--- START ---

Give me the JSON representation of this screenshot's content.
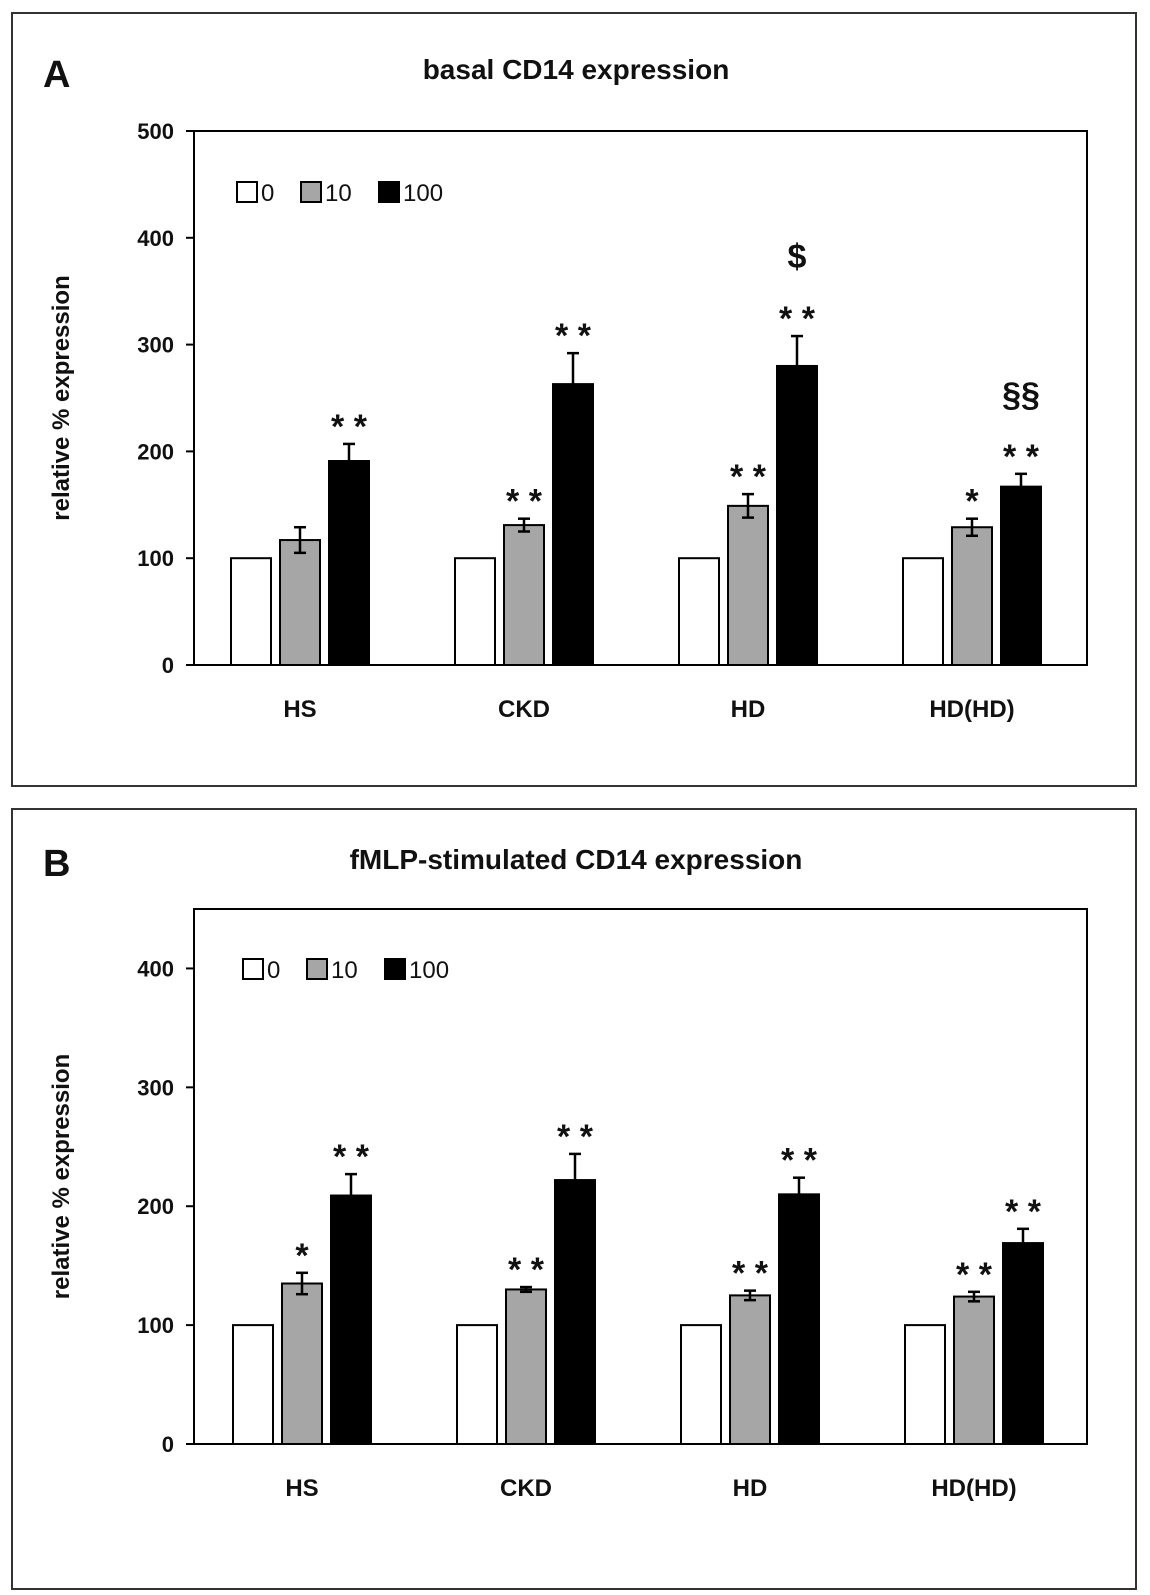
{
  "chart_data": [
    {
      "panel": "A",
      "type": "bar",
      "title": "basal CD14 expression",
      "ylabel": "relative % expression",
      "xlabel": "",
      "ylim": [
        0,
        500
      ],
      "yticks": [
        0,
        100,
        200,
        300,
        400,
        500
      ],
      "categories": [
        "HS",
        "CKD",
        "HD",
        "HD(HD)"
      ],
      "legend": {
        "position": "top-left",
        "entries": [
          "0",
          "10",
          "100"
        ]
      },
      "series": [
        {
          "name": "0",
          "color": "#ffffff",
          "values": [
            100,
            100,
            100,
            100
          ],
          "errors": [
            0,
            0,
            0,
            0
          ]
        },
        {
          "name": "10",
          "color": "#a6a6a6",
          "values": [
            117,
            131,
            149,
            129
          ],
          "errors": [
            12,
            6,
            11,
            8
          ]
        },
        {
          "name": "100",
          "color": "#000000",
          "values": [
            191,
            263,
            280,
            167
          ],
          "errors": [
            16,
            29,
            28,
            12
          ]
        }
      ],
      "annotations": [
        {
          "category": 0,
          "series": 2,
          "lines": [
            "**"
          ]
        },
        {
          "category": 1,
          "series": 1,
          "lines": [
            "**"
          ]
        },
        {
          "category": 1,
          "series": 2,
          "lines": [
            "**"
          ]
        },
        {
          "category": 2,
          "series": 1,
          "lines": [
            "**"
          ]
        },
        {
          "category": 2,
          "series": 2,
          "lines": [
            "$",
            "**"
          ]
        },
        {
          "category": 3,
          "series": 1,
          "lines": [
            "*"
          ]
        },
        {
          "category": 3,
          "series": 2,
          "lines": [
            "§§",
            "**"
          ]
        }
      ]
    },
    {
      "panel": "B",
      "type": "bar",
      "title": "fMLP-stimulated CD14 expression",
      "ylabel": "relative % expression",
      "xlabel": "",
      "ylim": [
        0,
        450
      ],
      "yticks": [
        0,
        100,
        200,
        300,
        400
      ],
      "categories": [
        "HS",
        "CKD",
        "HD",
        "HD(HD)"
      ],
      "legend": {
        "position": "top-left",
        "entries": [
          "0",
          "10",
          "100"
        ]
      },
      "series": [
        {
          "name": "0",
          "color": "#ffffff",
          "values": [
            100,
            100,
            100,
            100
          ],
          "errors": [
            0,
            0,
            0,
            0
          ]
        },
        {
          "name": "10",
          "color": "#a6a6a6",
          "values": [
            135,
            130,
            125,
            124
          ],
          "errors": [
            9,
            2,
            4,
            4
          ]
        },
        {
          "name": "100",
          "color": "#000000",
          "values": [
            209,
            222,
            210,
            169
          ],
          "errors": [
            18,
            22,
            14,
            12
          ]
        }
      ],
      "annotations": [
        {
          "category": 0,
          "series": 1,
          "lines": [
            "*"
          ]
        },
        {
          "category": 0,
          "series": 2,
          "lines": [
            "**"
          ]
        },
        {
          "category": 1,
          "series": 1,
          "lines": [
            "**"
          ]
        },
        {
          "category": 1,
          "series": 2,
          "lines": [
            "**"
          ]
        },
        {
          "category": 2,
          "series": 1,
          "lines": [
            "**"
          ]
        },
        {
          "category": 2,
          "series": 2,
          "lines": [
            "**"
          ]
        },
        {
          "category": 3,
          "series": 1,
          "lines": [
            "**"
          ]
        },
        {
          "category": 3,
          "series": 2,
          "lines": [
            "**"
          ]
        }
      ]
    }
  ]
}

--- END ---

### REQUIRED TASK
Print all the records again exactly; do not include any picture.

### COMPLETE ANSWER
Give me the JSON representation of this screenshot's content.
{
  "chart_data": [
    {
      "panel": "A",
      "type": "bar",
      "title": "basal CD14 expression",
      "ylabel": "relative % expression",
      "xlabel": "",
      "ylim": [
        0,
        500
      ],
      "yticks": [
        0,
        100,
        200,
        300,
        400,
        500
      ],
      "categories": [
        "HS",
        "CKD",
        "HD",
        "HD(HD)"
      ],
      "legend": {
        "position": "top-left",
        "entries": [
          "0",
          "10",
          "100"
        ]
      },
      "series": [
        {
          "name": "0",
          "color": "#ffffff",
          "values": [
            100,
            100,
            100,
            100
          ],
          "errors": [
            0,
            0,
            0,
            0
          ]
        },
        {
          "name": "10",
          "color": "#a6a6a6",
          "values": [
            117,
            131,
            149,
            129
          ],
          "errors": [
            12,
            6,
            11,
            8
          ]
        },
        {
          "name": "100",
          "color": "#000000",
          "values": [
            191,
            263,
            280,
            167
          ],
          "errors": [
            16,
            29,
            28,
            12
          ]
        }
      ],
      "annotations": [
        {
          "category": 0,
          "series": 2,
          "lines": [
            "**"
          ]
        },
        {
          "category": 1,
          "series": 1,
          "lines": [
            "**"
          ]
        },
        {
          "category": 1,
          "series": 2,
          "lines": [
            "**"
          ]
        },
        {
          "category": 2,
          "series": 1,
          "lines": [
            "**"
          ]
        },
        {
          "category": 2,
          "series": 2,
          "lines": [
            "$",
            "**"
          ]
        },
        {
          "category": 3,
          "series": 1,
          "lines": [
            "*"
          ]
        },
        {
          "category": 3,
          "series": 2,
          "lines": [
            "§§",
            "**"
          ]
        }
      ]
    },
    {
      "panel": "B",
      "type": "bar",
      "title": "fMLP-stimulated CD14 expression",
      "ylabel": "relative % expression",
      "xlabel": "",
      "ylim": [
        0,
        450
      ],
      "yticks": [
        0,
        100,
        200,
        300,
        400
      ],
      "categories": [
        "HS",
        "CKD",
        "HD",
        "HD(HD)"
      ],
      "legend": {
        "position": "top-left",
        "entries": [
          "0",
          "10",
          "100"
        ]
      },
      "series": [
        {
          "name": "0",
          "color": "#ffffff",
          "values": [
            100,
            100,
            100,
            100
          ],
          "errors": [
            0,
            0,
            0,
            0
          ]
        },
        {
          "name": "10",
          "color": "#a6a6a6",
          "values": [
            135,
            130,
            125,
            124
          ],
          "errors": [
            9,
            2,
            4,
            4
          ]
        },
        {
          "name": "100",
          "color": "#000000",
          "values": [
            209,
            222,
            210,
            169
          ],
          "errors": [
            18,
            22,
            14,
            12
          ]
        }
      ],
      "annotations": [
        {
          "category": 0,
          "series": 1,
          "lines": [
            "*"
          ]
        },
        {
          "category": 0,
          "series": 2,
          "lines": [
            "**"
          ]
        },
        {
          "category": 1,
          "series": 1,
          "lines": [
            "**"
          ]
        },
        {
          "category": 1,
          "series": 2,
          "lines": [
            "**"
          ]
        },
        {
          "category": 2,
          "series": 1,
          "lines": [
            "**"
          ]
        },
        {
          "category": 2,
          "series": 2,
          "lines": [
            "**"
          ]
        },
        {
          "category": 3,
          "series": 1,
          "lines": [
            "**"
          ]
        },
        {
          "category": 3,
          "series": 2,
          "lines": [
            "**"
          ]
        }
      ]
    }
  ]
}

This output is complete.